Exercise goal – Print out each entry below exactly, please.

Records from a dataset
☆ ☆ ☆
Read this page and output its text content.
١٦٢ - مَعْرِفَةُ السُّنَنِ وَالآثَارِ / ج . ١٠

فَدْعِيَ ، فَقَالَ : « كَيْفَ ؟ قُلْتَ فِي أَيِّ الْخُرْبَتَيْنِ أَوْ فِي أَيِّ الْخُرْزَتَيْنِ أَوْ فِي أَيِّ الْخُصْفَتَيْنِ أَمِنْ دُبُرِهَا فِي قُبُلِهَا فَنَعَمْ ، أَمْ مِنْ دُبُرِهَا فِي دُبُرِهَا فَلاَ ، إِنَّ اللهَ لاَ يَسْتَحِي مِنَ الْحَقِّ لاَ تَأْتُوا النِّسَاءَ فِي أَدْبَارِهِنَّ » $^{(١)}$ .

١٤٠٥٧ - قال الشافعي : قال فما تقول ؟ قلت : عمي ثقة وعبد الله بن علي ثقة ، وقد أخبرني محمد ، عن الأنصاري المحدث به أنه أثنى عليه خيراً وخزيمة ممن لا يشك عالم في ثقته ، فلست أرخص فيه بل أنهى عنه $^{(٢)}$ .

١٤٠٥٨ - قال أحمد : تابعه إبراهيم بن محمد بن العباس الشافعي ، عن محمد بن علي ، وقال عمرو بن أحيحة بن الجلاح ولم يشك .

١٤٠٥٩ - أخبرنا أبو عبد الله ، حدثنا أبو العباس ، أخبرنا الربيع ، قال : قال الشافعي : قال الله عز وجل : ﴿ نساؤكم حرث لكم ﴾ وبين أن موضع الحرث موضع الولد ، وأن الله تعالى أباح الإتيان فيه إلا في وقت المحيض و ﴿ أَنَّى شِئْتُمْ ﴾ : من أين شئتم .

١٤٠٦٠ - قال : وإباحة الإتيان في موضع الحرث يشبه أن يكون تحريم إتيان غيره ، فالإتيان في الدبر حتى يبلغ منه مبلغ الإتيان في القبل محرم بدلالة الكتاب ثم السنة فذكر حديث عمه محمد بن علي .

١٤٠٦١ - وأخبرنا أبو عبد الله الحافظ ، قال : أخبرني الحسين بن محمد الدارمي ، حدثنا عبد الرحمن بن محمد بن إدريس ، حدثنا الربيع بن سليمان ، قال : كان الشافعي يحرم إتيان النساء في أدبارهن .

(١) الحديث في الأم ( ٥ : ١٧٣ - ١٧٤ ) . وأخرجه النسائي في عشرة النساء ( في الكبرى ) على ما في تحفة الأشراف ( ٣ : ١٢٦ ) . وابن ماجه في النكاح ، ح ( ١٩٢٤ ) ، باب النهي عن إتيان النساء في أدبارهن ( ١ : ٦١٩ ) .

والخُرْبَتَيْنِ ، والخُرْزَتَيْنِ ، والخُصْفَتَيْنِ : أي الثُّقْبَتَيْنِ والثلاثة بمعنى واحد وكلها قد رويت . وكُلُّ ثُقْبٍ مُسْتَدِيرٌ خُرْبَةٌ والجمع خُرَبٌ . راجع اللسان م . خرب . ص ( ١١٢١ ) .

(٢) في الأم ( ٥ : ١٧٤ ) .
☆ ☆ ☆
Correct result –
Read this page and output its text content.
١٦٢ - مَعْرِفَةُ السُّنَنِ وَالآثَارِ / ج . ١٠

فَدْعِيَ ، فَقَالَ : « كَيْفَ ؟ قُلْتَ فِي أَيِّ الْخُرْبَتَيْنِ أَوْ فِي أَيِّ الْخُرْزَتَيْنِ أَوْ فِي أَيِّ الْخُصْفَتَيْنِ أَمِنْ دُبُرِهَا فِي قُبُلِهَا فَنَعَمْ ، أَمْ مِنْ دُبُرِهَا فِي دُبُرِهَا فَلاَ ، إِنَّ اللهَ لاَ يَسْتَحِي مِنَ الْحَقِّ لاَ تَأْتُوا النِّسَاءَ فِي أَدْبَارِهِنَّ » $^{(١)}$ .

١٤٠٥٧ - قال الشافعي : قال فما تقول ؟ قلت : عمي ثقة وعبد الله بن علي ثقة ، وقد أخبرني محمد ، عن الأنصاري المحدث به أنه أثنى عليه خيراً وخزيمة ممن لا يشك عالم في ثقته ، فلست أرخص فيه بل أنهى عنه $^{(٢)}$ .

١٤٠٥٨ - قال أحمد : تابعه إبراهيم بن محمد بن العباس الشافعي ، عن محمد بن علي ، وقال عمرو بن أحيحة بن الجلاح ولم يشك .

١٤٠٥٩ - أخبرنا أبو عبد الله ، حدثنا أبو العباس ، أخبرنا الربيع ، قال : قال الشافعي : قال الله عز وجل : ﴿ نساؤكم حرث لكم ﴾ وبين أن موضع الحرث موضع الولد ، وأن الله تعالى أباح الإتيان فيه إلا في وقت المحيض و ﴿ أَنَّى شِئْتُمْ ﴾ : من أين شئتم .

١٤٠٦٠ - قال : وإباحة الإتيان في موضع الحرث يشبه أن يكون تحريم إتيان غيره ، فالإتيان في الدبر حتى يبلغ منه مبلغ الإتيان في القبل محرم بدلالة الكتاب ثم السنة فذكر حديث عمه محمد بن علي .

١٤٠٦١ - وأخبرنا أبو عبد الله الحافظ ، قال : أخبرني الحسين بن محمد الدارمي ، حدثنا عبد الرحمن بن محمد بن إدريس ، حدثنا الربيع بن سليمان ، قال : كان الشافعي يحرم إتيان النساء في أدبارهن .

(١) الحديث في الأم ( ٥ : ١٧٣ - ١٧٤ ) . وأخرجه النسائي في عشرة النساء ( في الكبرى ) على ما في تحفة الأشراف ( ٣ : ١٢٦ ) . وابن ماجه في النكاح ، ح ( ١٩٢٤ ) ، باب النهي عن إتيان النساء في أدبارهن ( ١ : ٦١٩ ) .

والخُرْبَتَيْنِ ، والخُرْزَتَيْنِ ، والخُصْفَتَيْنِ : أي الثُّقْبَتَيْنِ والثلاثة بمعنى واحد وكلها قد رويت . وكُلُّ ثُقْبٍ مُسْتَدِيرٌ خُرْبَةٌ والجمع خُرَبٌ . راجع اللسان م . خرب . ص ( ١١٢١ ) .

(٢) في الأم ( ٥ : ١٧٤ ) .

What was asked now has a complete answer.